◆ **Extracted records**:
◆ ◆ ◆ ◆
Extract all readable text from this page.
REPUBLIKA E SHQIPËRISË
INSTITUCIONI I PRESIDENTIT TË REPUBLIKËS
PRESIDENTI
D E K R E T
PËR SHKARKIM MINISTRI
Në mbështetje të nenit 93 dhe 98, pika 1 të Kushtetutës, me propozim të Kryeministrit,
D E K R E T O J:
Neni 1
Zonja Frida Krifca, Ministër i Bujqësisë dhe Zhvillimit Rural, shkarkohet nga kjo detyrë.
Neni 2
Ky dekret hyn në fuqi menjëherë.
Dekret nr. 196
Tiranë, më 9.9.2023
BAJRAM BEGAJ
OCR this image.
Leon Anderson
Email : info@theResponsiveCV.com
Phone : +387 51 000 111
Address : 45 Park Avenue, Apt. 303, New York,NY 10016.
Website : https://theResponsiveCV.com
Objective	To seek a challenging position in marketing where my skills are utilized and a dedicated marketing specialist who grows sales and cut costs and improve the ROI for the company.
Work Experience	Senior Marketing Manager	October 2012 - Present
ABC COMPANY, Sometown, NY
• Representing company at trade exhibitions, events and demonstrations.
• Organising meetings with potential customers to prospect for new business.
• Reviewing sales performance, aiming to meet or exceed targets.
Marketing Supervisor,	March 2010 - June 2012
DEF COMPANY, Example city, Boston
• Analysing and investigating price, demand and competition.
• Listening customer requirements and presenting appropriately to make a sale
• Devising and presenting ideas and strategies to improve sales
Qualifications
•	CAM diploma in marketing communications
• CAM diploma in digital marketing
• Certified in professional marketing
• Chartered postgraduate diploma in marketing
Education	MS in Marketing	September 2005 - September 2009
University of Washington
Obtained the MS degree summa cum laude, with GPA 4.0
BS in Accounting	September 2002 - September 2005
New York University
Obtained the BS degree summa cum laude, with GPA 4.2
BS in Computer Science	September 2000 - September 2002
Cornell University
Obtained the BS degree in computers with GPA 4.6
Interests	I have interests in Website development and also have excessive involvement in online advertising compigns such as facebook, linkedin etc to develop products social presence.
◆ ◆ ◆ ◆
The records above are to be copied in full, exactly as written.

Extract all readable text from this page.
REPUBLIKA E SHQIPËRISË
INSTITUCIONI I PRESIDENTIT TË REPUBLIKËS
PRESIDENTI
D E K R E T
PËR SHKARKIM MINISTRI
Në mbështetje të nenit 93 dhe 98, pika 1 të Kushtetutës, me propozim të Kryeministrit,
D E K R E T O J:
Neni 1
Zonja Frida Krifca, Ministër i Bujqësisë dhe Zhvillimit Rural, shkarkohet nga kjo detyrë.
Neni 2
Ky dekret hyn në fuqi menjëherë.
Dekret nr. 196
Tiranë, më 9.9.2023
BAJRAM BEGAJ
OCR this image.
Leon Anderson
Email : info@theResponsiveCV.com
Phone : +387 51 000 111
Address : 45 Park Avenue, Apt. 303, New York,NY 10016.
Website : https://theResponsiveCV.com
Objective	To seek a challenging position in marketing where my skills are utilized and a dedicated marketing specialist who grows sales and cut costs and improve the ROI for the company.
Work Experience	Senior Marketing Manager	October 2012 - Present
ABC COMPANY, Sometown, NY
• Representing company at trade exhibitions, events and demonstrations.
• Organising meetings with potential customers to prospect for new business.
• Reviewing sales performance, aiming to meet or exceed targets.
Marketing Supervisor,	March 2010 - June 2012
DEF COMPANY, Example city, Boston
• Analysing and investigating price, demand and competition.
• Listening customer requirements and presenting appropriately to make a sale
• Devising and presenting ideas and strategies to improve sales
Qualifications
•	CAM diploma in marketing communications
• CAM diploma in digital marketing
• Certified in professional marketing
• Chartered postgraduate diploma in marketing
Education	MS in Marketing	September 2005 - September 2009
University of Washington
Obtained the MS degree summa cum laude, with GPA 4.0
BS in Accounting	September 2002 - September 2005
New York University
Obtained the BS degree summa cum laude, with GPA 4.2
BS in Computer Science	September 2000 - September 2002
Cornell University
Obtained the BS degree in computers with GPA 4.6
Interests	I have interests in Website development and also have excessive involvement in online advertising compigns such as facebook, linkedin etc to develop products social presence.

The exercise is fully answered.